> **Supplied material**:
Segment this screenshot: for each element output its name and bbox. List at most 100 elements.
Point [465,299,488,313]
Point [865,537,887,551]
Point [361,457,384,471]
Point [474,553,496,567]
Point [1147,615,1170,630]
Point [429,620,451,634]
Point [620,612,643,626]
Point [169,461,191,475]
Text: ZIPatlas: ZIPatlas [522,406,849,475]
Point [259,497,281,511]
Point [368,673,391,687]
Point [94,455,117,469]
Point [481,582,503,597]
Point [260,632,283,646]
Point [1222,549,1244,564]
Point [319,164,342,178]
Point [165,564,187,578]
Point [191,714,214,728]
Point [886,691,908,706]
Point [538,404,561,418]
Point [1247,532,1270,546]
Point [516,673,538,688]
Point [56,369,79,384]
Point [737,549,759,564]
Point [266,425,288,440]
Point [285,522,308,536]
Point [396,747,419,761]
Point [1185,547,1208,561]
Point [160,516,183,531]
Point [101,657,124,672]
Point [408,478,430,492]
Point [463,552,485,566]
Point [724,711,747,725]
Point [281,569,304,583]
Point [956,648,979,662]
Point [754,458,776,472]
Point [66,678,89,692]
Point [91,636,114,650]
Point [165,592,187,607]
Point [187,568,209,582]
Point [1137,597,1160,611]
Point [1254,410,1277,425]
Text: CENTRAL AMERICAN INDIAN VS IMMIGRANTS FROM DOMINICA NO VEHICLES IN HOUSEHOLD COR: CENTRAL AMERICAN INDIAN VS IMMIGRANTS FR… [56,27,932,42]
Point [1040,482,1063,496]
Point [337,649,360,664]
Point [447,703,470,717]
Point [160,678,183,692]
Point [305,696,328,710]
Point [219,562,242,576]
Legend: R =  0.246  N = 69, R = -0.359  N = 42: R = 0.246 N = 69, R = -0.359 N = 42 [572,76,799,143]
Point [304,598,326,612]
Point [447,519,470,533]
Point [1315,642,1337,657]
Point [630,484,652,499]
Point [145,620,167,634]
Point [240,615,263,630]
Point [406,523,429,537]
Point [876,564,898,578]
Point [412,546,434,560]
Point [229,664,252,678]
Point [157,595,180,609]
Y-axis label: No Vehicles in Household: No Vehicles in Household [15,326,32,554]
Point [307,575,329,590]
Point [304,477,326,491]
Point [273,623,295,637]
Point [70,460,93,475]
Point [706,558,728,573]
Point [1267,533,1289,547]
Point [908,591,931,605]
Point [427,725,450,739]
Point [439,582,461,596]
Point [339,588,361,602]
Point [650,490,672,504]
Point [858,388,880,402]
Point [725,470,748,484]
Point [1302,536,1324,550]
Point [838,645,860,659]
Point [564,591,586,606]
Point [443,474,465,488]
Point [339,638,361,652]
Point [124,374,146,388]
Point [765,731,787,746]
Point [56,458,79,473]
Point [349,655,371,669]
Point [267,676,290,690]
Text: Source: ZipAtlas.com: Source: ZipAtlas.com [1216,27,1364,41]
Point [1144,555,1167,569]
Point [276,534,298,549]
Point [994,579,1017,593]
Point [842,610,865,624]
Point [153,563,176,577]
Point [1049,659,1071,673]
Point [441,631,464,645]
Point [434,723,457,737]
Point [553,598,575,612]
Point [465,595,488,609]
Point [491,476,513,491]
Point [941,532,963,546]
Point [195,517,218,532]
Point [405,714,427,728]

> **Given task**: Print all of the entries above verbatim, line for line and in their original order.

> **Solved exercise**:
Segment this screenshot: for each element output its name and bbox. List at most 100 elements.
Point [465,299,488,313]
Point [865,537,887,551]
Point [361,457,384,471]
Point [474,553,496,567]
Point [1147,615,1170,630]
Point [429,620,451,634]
Point [620,612,643,626]
Point [169,461,191,475]
Text: ZIPatlas: ZIPatlas [522,406,849,475]
Point [259,497,281,511]
Point [368,673,391,687]
Point [94,455,117,469]
Point [481,582,503,597]
Point [260,632,283,646]
Point [1222,549,1244,564]
Point [319,164,342,178]
Point [165,564,187,578]
Point [191,714,214,728]
Point [886,691,908,706]
Point [538,404,561,418]
Point [1247,532,1270,546]
Point [516,673,538,688]
Point [56,369,79,384]
Point [737,549,759,564]
Point [266,425,288,440]
Point [285,522,308,536]
Point [396,747,419,761]
Point [1185,547,1208,561]
Point [160,516,183,531]
Point [101,657,124,672]
Point [408,478,430,492]
Point [463,552,485,566]
Point [724,711,747,725]
Point [281,569,304,583]
Point [956,648,979,662]
Point [754,458,776,472]
Point [66,678,89,692]
Point [91,636,114,650]
Point [165,592,187,607]
Point [187,568,209,582]
Point [1137,597,1160,611]
Point [1254,410,1277,425]
Text: CENTRAL AMERICAN INDIAN VS IMMIGRANTS FROM DOMINICA NO VEHICLES IN HOUSEHOLD COR: CENTRAL AMERICAN INDIAN VS IMMIGRANTS FR… [56,27,932,42]
Point [1040,482,1063,496]
Point [337,649,360,664]
Point [447,703,470,717]
Point [160,678,183,692]
Point [305,696,328,710]
Point [219,562,242,576]
Legend: R =  0.246  N = 69, R = -0.359  N = 42: R = 0.246 N = 69, R = -0.359 N = 42 [572,76,799,143]
Point [304,598,326,612]
Point [447,519,470,533]
Point [1315,642,1337,657]
Point [630,484,652,499]
Point [145,620,167,634]
Point [240,615,263,630]
Point [406,523,429,537]
Point [876,564,898,578]
Point [412,546,434,560]
Point [229,664,252,678]
Point [157,595,180,609]
Y-axis label: No Vehicles in Household: No Vehicles in Household [15,326,32,554]
Point [307,575,329,590]
Point [304,477,326,491]
Point [273,623,295,637]
Point [70,460,93,475]
Point [706,558,728,573]
Point [1267,533,1289,547]
Point [908,591,931,605]
Point [427,725,450,739]
Point [439,582,461,596]
Point [339,588,361,602]
Point [650,490,672,504]
Point [858,388,880,402]
Point [725,470,748,484]
Point [1302,536,1324,550]
Point [838,645,860,659]
Point [564,591,586,606]
Point [443,474,465,488]
Point [339,638,361,652]
Point [124,374,146,388]
Point [765,731,787,746]
Point [56,458,79,473]
Point [349,655,371,669]
Point [267,676,290,690]
Text: Source: ZipAtlas.com: Source: ZipAtlas.com [1216,27,1364,41]
Point [1144,555,1167,569]
Point [276,534,298,549]
Point [994,579,1017,593]
Point [842,610,865,624]
Point [153,563,176,577]
Point [1049,659,1071,673]
Point [441,631,464,645]
Point [434,723,457,737]
Point [553,598,575,612]
Point [465,595,488,609]
Point [491,476,513,491]
Point [941,532,963,546]
Point [195,517,218,532]
Point [405,714,427,728]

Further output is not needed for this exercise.